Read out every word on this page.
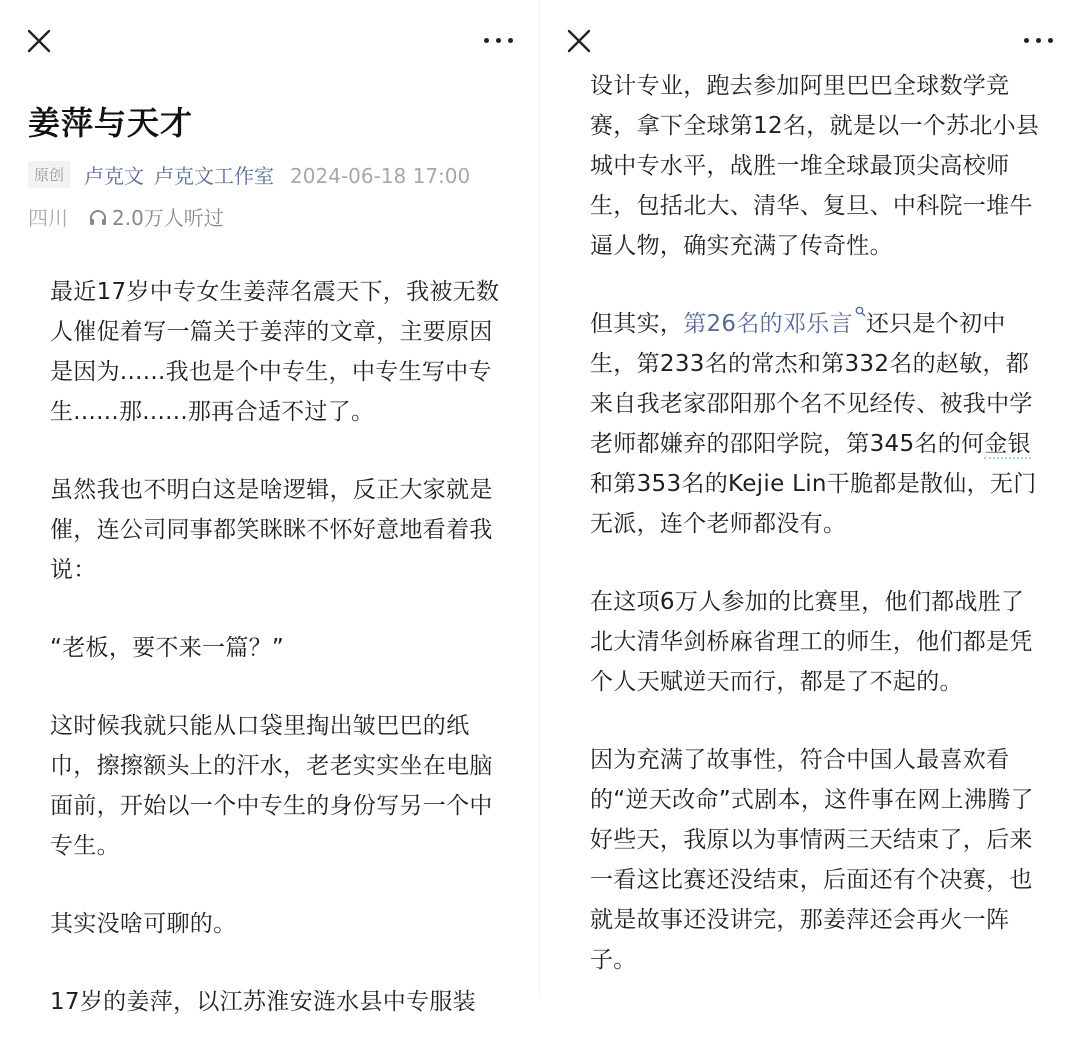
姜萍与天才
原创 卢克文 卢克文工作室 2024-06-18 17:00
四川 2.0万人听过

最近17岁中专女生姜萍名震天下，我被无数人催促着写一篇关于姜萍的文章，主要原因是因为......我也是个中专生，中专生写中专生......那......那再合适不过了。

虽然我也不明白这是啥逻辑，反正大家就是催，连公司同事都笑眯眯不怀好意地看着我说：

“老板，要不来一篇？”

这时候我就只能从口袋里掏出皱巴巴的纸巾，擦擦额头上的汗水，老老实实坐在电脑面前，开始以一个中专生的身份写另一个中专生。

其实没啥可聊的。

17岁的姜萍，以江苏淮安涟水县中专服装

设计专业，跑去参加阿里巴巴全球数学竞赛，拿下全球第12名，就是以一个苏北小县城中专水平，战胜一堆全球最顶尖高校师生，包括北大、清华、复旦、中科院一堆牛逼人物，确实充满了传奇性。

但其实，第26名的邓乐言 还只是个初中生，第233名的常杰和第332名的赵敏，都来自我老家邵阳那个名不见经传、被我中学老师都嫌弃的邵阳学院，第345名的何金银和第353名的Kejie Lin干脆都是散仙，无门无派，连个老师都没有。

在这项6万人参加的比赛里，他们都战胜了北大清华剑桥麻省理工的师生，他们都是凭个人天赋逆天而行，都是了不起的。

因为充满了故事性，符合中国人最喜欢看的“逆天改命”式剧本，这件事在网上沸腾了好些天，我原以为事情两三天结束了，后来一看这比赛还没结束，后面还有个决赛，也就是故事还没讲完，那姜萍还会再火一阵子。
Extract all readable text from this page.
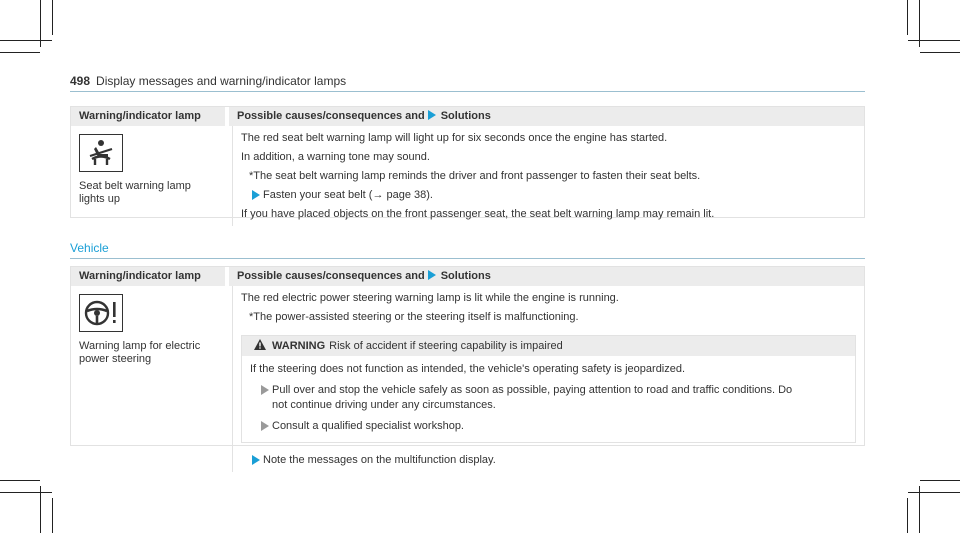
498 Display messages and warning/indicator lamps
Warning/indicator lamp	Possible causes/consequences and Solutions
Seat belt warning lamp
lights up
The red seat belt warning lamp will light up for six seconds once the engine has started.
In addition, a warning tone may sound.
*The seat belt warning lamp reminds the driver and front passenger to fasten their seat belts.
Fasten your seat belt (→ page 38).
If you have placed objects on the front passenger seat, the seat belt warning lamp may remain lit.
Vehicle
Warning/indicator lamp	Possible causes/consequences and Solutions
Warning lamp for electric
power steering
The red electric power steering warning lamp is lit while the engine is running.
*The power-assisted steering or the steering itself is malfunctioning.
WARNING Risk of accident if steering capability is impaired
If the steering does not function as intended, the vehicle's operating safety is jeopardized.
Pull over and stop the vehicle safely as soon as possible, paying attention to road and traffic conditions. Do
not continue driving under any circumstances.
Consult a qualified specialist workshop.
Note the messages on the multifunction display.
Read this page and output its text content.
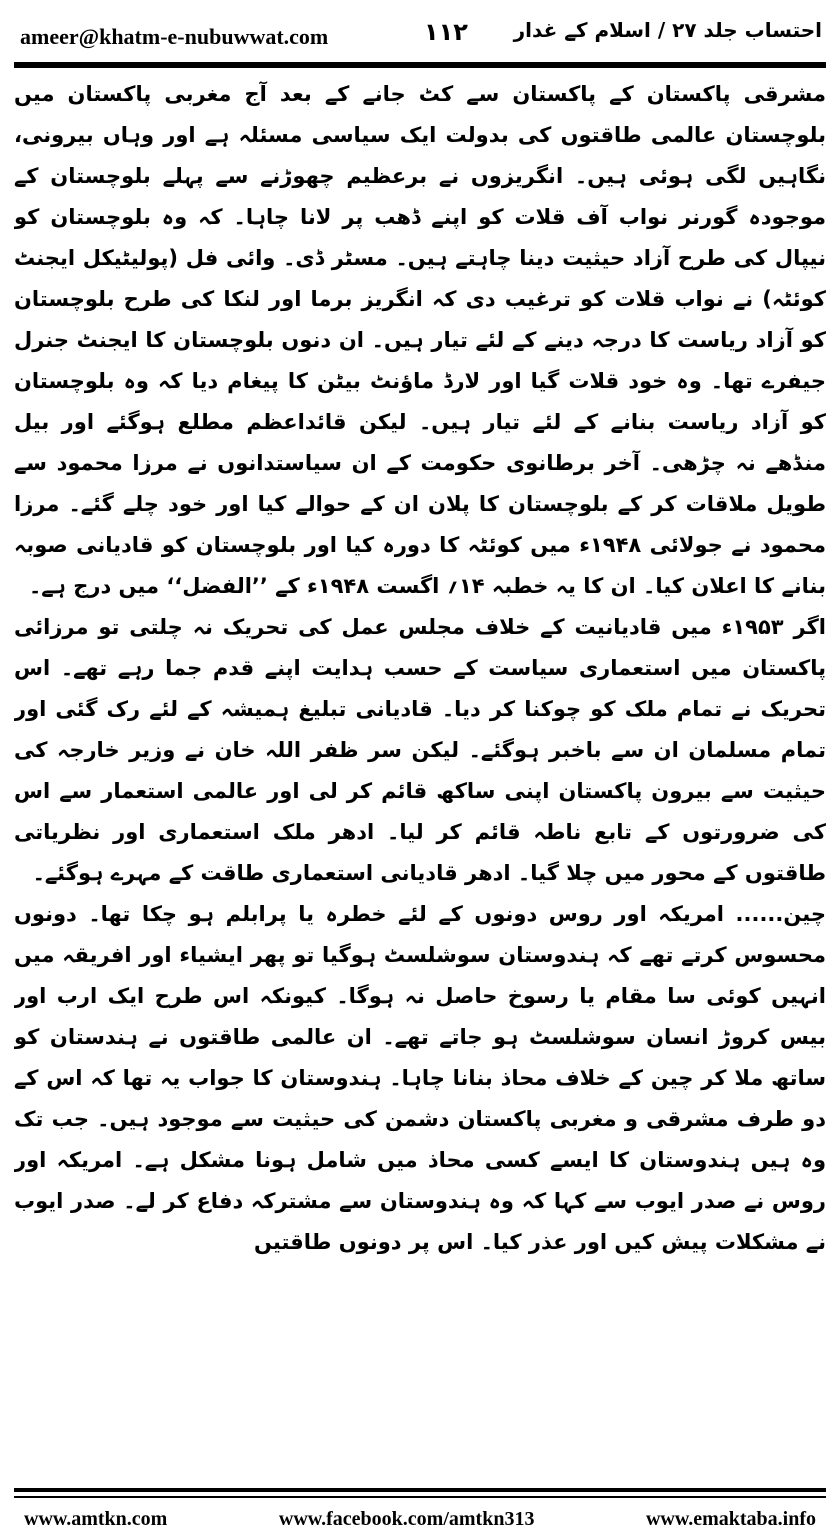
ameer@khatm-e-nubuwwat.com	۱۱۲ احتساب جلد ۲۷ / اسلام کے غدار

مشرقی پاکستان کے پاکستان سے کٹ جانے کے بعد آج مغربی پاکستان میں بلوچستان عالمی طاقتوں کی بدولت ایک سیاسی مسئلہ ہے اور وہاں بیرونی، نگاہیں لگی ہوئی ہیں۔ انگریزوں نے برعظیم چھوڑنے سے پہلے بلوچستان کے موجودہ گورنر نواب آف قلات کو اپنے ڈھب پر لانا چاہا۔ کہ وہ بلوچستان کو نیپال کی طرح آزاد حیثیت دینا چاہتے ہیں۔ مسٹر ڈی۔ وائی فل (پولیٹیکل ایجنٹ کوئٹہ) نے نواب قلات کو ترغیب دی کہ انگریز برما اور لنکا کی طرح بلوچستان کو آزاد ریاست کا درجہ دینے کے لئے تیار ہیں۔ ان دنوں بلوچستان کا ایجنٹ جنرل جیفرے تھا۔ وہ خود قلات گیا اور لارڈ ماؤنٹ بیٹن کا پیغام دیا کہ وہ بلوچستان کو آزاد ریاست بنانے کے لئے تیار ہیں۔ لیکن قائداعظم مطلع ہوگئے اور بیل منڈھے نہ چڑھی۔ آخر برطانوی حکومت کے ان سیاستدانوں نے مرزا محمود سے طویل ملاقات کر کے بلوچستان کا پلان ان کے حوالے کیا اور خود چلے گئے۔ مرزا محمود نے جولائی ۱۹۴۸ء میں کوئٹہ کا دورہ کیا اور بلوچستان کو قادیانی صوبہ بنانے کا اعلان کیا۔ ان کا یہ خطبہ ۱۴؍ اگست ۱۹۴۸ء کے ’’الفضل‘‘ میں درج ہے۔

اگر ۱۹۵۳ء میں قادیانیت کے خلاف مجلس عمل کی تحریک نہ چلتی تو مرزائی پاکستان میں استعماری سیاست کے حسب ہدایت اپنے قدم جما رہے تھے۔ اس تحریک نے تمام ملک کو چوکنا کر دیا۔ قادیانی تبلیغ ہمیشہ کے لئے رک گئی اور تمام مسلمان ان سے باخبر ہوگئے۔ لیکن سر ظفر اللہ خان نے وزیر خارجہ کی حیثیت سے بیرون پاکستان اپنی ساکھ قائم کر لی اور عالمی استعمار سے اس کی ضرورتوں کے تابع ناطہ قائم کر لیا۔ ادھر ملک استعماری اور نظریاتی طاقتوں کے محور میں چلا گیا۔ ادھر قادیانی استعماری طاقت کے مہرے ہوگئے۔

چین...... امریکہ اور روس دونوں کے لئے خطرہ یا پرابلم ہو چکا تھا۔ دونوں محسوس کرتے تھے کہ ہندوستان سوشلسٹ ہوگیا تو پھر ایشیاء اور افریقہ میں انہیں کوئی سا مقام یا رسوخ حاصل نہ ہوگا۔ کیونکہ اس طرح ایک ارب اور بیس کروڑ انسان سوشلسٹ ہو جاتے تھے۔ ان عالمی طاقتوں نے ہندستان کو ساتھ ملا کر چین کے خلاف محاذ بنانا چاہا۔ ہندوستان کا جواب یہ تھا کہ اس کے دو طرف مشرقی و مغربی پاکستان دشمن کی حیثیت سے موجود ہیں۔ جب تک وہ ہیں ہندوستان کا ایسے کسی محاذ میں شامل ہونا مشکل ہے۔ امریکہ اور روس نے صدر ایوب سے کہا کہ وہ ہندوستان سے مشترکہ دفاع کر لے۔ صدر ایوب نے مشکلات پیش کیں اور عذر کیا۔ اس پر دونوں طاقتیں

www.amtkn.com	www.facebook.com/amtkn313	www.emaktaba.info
————
## Exercise instructions:
Reproduce the whole listing above word for word, but not its pictures.

## Exercise solution:
Read out every word on this page.
姜萍与天才
原创 卢克文 卢克文工作室 2024-06-18 17:00
四川 2.0万人听过

最近17岁中专女生姜萍名震天下，我被无数人催促着写一篇关于姜萍的文章，主要原因是因为......我也是个中专生，中专生写中专生......那......那再合适不过了。

虽然我也不明白这是啥逻辑，反正大家就是催，连公司同事都笑眯眯不怀好意地看着我说：

“老板，要不来一篇？”

这时候我就只能从口袋里掏出皱巴巴的纸巾，擦擦额头上的汗水，老老实实坐在电脑面前，开始以一个中专生的身份写另一个中专生。

其实没啥可聊的。

17岁的姜萍，以江苏淮安涟水县中专服装

设计专业，跑去参加阿里巴巴全球数学竞赛，拿下全球第12名，就是以一个苏北小县城中专水平，战胜一堆全球最顶尖高校师生，包括北大、清华、复旦、中科院一堆牛逼人物，确实充满了传奇性。

但其实，第26名的邓乐言 还只是个初中生，第233名的常杰和第332名的赵敏，都来自我老家邵阳那个名不见经传、被我中学老师都嫌弃的邵阳学院，第345名的何金银和第353名的Kejie Lin干脆都是散仙，无门无派，连个老师都没有。

在这项6万人参加的比赛里，他们都战胜了北大清华剑桥麻省理工的师生，他们都是凭个人天赋逆天而行，都是了不起的。

因为充满了故事性，符合中国人最喜欢看的“逆天改命”式剧本，这件事在网上沸腾了好些天，我原以为事情两三天结束了，后来一看这比赛还没结束，后面还有个决赛，也就是故事还没讲完，那姜萍还会再火一阵子。
Extract all readable text from this page.
498 Display messages and warning/indicator lamps
Warning/indicator lamp	Possible causes/consequences and Solutions
Seat belt warning lamp
lights up
The red seat belt warning lamp will light up for six seconds once the engine has started.
In addition, a warning tone may sound.
*The seat belt warning lamp reminds the driver and front passenger to fasten their seat belts.
Fasten your seat belt (→ page 38).
If you have placed objects on the front passenger seat, the seat belt warning lamp may remain lit.
Vehicle
Warning/indicator lamp	Possible causes/consequences and Solutions
Warning lamp for electric
power steering
The red electric power steering warning lamp is lit while the engine is running.
*The power-assisted steering or the steering itself is malfunctioning.
WARNING Risk of accident if steering capability is impaired
If the steering does not function as intended, the vehicle's operating safety is jeopardized.
Pull over and stop the vehicle safely as soon as possible, paying attention to road and traffic conditions. Do
not continue driving under any circumstances.
Consult a qualified specialist workshop.
Note the messages on the multifunction display.
Read this page and output its text content.
ameer@khatm-e-nubuwwat.com	۱۱۲ احتساب جلد ۲۷ / اسلام کے غدار

مشرقی پاکستان کے پاکستان سے کٹ جانے کے بعد آج مغربی پاکستان میں بلوچستان عالمی طاقتوں کی بدولت ایک سیاسی مسئلہ ہے اور وہاں بیرونی، نگاہیں لگی ہوئی ہیں۔ انگریزوں نے برعظیم چھوڑنے سے پہلے بلوچستان کے موجودہ گورنر نواب آف قلات کو اپنے ڈھب پر لانا چاہا۔ کہ وہ بلوچستان کو نیپال کی طرح آزاد حیثیت دینا چاہتے ہیں۔ مسٹر ڈی۔ وائی فل (پولیٹیکل ایجنٹ کوئٹہ) نے نواب قلات کو ترغیب دی کہ انگریز برما اور لنکا کی طرح بلوچستان کو آزاد ریاست کا درجہ دینے کے لئے تیار ہیں۔ ان دنوں بلوچستان کا ایجنٹ جنرل جیفرے تھا۔ وہ خود قلات گیا اور لارڈ ماؤنٹ بیٹن کا پیغام دیا کہ وہ بلوچستان کو آزاد ریاست بنانے کے لئے تیار ہیں۔ لیکن قائداعظم مطلع ہوگئے اور بیل منڈھے نہ چڑھی۔ آخر برطانوی حکومت کے ان سیاستدانوں نے مرزا محمود سے طویل ملاقات کر کے بلوچستان کا پلان ان کے حوالے کیا اور خود چلے گئے۔ مرزا محمود نے جولائی ۱۹۴۸ء میں کوئٹہ کا دورہ کیا اور بلوچستان کو قادیانی صوبہ بنانے کا اعلان کیا۔ ان کا یہ خطبہ ۱۴؍ اگست ۱۹۴۸ء کے ’’الفضل‘‘ میں درج ہے۔

اگر ۱۹۵۳ء میں قادیانیت کے خلاف مجلس عمل کی تحریک نہ چلتی تو مرزائی پاکستان میں استعماری سیاست کے حسب ہدایت اپنے قدم جما رہے تھے۔ اس تحریک نے تمام ملک کو چوکنا کر دیا۔ قادیانی تبلیغ ہمیشہ کے لئے رک گئی اور تمام مسلمان ان سے باخبر ہوگئے۔ لیکن سر ظفر اللہ خان نے وزیر خارجہ کی حیثیت سے بیرون پاکستان اپنی ساکھ قائم کر لی اور عالمی استعمار سے اس کی ضرورتوں کے تابع ناطہ قائم کر لیا۔ ادھر ملک استعماری اور نظریاتی طاقتوں کے محور میں چلا گیا۔ ادھر قادیانی استعماری طاقت کے مہرے ہوگئے۔

چین...... امریکہ اور روس دونوں کے لئے خطرہ یا پرابلم ہو چکا تھا۔ دونوں محسوس کرتے تھے کہ ہندوستان سوشلسٹ ہوگیا تو پھر ایشیاء اور افریقہ میں انہیں کوئی سا مقام یا رسوخ حاصل نہ ہوگا۔ کیونکہ اس طرح ایک ارب اور بیس کروڑ انسان سوشلسٹ ہو جاتے تھے۔ ان عالمی طاقتوں نے ہندستان کو ساتھ ملا کر چین کے خلاف محاذ بنانا چاہا۔ ہندوستان کا جواب یہ تھا کہ اس کے دو طرف مشرقی و مغربی پاکستان دشمن کی حیثیت سے موجود ہیں۔ جب تک وہ ہیں ہندوستان کا ایسے کسی محاذ میں شامل ہونا مشکل ہے۔ امریکہ اور روس نے صدر ایوب سے کہا کہ وہ ہندوستان سے مشترکہ دفاع کر لے۔ صدر ایوب نے مشکلات پیش کیں اور عذر کیا۔ اس پر دونوں طاقتیں

www.amtkn.com	www.facebook.com/amtkn313	www.emaktaba.info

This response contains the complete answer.